## Supplied material
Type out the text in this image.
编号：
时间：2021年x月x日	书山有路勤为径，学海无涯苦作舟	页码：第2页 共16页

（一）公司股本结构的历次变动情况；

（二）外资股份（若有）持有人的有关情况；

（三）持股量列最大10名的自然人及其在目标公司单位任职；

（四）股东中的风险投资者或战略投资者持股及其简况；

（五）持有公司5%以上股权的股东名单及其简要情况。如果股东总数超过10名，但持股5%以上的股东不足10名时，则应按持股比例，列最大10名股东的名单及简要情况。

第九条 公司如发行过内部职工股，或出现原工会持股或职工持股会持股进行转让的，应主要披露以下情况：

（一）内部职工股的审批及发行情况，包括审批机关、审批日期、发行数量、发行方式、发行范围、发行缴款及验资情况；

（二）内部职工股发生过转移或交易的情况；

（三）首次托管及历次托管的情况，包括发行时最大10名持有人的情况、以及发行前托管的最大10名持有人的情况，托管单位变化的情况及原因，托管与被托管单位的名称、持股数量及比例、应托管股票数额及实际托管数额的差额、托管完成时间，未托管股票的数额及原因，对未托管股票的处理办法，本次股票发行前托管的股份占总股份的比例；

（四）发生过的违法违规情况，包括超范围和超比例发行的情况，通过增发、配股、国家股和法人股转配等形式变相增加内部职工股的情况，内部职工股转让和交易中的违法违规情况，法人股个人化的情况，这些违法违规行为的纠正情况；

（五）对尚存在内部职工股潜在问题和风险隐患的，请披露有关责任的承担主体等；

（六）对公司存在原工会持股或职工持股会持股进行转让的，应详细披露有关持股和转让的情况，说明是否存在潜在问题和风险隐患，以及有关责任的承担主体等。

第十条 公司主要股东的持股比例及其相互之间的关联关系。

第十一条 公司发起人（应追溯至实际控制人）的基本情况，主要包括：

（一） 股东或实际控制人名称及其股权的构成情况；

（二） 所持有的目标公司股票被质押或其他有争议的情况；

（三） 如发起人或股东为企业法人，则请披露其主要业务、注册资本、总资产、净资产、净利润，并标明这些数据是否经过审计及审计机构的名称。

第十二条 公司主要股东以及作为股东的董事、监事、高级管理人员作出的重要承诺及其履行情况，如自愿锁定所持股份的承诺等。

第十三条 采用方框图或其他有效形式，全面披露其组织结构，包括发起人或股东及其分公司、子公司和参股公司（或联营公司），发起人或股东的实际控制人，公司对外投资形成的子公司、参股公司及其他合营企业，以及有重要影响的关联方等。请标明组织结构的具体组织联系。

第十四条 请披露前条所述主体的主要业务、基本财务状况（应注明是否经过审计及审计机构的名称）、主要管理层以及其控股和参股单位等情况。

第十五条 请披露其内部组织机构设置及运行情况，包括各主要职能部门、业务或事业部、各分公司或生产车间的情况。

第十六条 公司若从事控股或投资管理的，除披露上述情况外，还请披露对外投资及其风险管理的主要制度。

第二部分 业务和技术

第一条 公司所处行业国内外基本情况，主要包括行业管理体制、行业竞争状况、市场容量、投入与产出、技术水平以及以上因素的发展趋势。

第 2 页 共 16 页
...
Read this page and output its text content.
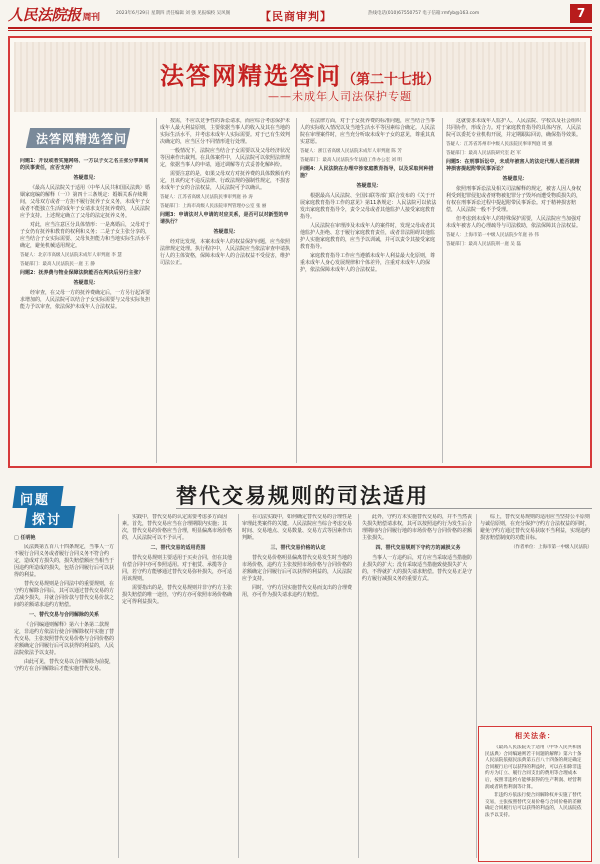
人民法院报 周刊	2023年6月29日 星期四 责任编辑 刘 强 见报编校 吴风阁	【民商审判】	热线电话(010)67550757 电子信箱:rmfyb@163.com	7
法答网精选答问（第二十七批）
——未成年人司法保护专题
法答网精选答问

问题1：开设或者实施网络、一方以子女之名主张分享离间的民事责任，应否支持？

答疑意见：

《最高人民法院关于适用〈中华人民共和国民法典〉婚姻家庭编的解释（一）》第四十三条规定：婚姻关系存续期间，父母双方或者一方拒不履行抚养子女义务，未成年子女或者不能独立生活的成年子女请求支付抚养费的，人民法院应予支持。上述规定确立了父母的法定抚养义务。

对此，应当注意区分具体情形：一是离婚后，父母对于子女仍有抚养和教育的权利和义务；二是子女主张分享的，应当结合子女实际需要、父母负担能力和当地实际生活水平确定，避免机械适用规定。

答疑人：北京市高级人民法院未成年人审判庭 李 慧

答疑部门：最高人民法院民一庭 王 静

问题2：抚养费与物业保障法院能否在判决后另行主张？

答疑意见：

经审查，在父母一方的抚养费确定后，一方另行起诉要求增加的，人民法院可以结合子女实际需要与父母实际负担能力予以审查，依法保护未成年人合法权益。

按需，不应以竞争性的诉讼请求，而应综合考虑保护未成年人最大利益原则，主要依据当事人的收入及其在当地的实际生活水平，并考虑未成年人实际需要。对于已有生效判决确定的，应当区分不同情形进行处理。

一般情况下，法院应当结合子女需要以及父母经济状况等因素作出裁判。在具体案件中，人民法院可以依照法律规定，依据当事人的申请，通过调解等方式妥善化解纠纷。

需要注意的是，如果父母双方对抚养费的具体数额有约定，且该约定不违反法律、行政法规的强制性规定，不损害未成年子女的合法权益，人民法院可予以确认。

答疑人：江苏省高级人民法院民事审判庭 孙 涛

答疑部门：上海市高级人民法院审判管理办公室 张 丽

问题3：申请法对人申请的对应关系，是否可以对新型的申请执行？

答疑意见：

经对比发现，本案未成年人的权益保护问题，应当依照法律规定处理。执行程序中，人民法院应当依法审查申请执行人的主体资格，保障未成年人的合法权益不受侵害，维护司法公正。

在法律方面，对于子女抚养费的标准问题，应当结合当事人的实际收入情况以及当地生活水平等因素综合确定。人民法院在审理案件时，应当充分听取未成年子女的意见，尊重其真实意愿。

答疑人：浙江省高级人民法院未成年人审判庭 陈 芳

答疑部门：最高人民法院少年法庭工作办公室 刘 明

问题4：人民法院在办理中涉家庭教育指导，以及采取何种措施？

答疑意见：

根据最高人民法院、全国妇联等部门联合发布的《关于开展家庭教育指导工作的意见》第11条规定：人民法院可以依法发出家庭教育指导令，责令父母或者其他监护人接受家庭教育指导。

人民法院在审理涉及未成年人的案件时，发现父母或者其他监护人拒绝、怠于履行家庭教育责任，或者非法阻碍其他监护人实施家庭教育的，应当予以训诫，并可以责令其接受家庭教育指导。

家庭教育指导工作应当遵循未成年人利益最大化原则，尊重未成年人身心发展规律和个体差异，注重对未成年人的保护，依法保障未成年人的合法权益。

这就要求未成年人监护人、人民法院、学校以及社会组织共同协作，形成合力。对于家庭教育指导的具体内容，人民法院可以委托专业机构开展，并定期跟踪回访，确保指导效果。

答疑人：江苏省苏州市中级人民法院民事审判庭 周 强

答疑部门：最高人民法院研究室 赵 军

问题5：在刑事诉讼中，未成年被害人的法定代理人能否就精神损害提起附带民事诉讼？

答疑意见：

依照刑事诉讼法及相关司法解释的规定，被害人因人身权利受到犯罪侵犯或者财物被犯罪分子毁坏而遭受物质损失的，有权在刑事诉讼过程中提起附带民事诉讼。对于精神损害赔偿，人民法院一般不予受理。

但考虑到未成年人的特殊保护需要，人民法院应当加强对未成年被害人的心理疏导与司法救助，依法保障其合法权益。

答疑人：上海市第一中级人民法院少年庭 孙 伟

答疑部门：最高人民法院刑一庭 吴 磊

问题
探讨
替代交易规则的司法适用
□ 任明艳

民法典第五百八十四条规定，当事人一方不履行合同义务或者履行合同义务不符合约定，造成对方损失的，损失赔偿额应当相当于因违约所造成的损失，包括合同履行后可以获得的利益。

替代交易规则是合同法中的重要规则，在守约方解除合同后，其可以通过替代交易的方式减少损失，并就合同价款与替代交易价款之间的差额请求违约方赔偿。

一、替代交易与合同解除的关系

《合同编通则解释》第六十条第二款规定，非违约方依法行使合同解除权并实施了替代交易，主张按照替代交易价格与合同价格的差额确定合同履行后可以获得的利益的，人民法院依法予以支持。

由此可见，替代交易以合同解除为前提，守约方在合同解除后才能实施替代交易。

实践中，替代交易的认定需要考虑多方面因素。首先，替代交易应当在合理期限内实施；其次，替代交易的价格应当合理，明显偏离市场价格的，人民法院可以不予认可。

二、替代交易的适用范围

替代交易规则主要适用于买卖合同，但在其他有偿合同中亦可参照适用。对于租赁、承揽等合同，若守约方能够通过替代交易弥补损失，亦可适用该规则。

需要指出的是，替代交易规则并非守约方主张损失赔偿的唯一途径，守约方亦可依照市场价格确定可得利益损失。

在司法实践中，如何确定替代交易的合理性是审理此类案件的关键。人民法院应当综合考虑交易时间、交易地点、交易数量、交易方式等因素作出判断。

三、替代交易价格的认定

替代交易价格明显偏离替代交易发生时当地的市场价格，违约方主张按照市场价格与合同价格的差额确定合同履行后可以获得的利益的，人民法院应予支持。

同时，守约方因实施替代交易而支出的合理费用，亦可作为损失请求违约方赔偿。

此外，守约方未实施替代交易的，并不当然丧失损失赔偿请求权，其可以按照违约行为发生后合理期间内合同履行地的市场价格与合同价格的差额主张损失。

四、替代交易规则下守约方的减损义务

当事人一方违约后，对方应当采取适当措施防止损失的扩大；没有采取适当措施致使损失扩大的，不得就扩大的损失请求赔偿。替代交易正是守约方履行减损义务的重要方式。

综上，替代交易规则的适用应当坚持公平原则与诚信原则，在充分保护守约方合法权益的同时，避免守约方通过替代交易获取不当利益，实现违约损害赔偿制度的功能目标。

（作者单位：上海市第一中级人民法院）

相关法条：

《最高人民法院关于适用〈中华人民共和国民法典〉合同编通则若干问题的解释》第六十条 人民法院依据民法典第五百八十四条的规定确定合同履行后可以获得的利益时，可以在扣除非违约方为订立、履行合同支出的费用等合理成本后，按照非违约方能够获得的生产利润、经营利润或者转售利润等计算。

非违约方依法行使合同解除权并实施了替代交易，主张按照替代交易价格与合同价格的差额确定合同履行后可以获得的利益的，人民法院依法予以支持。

## Problem details
Return each line with "答疑部门".

## Solved exercise
答疑部门：最高人民法院民一庭 王 静
答疑部门：上海市高级人民法院审判管理办公室 张 丽
答疑部门：最高人民法院少年法庭工作办公室 刘 明
答疑部门：最高人民法院研究室 赵 军
答疑部门：最高人民法院刑一庭 吴 磊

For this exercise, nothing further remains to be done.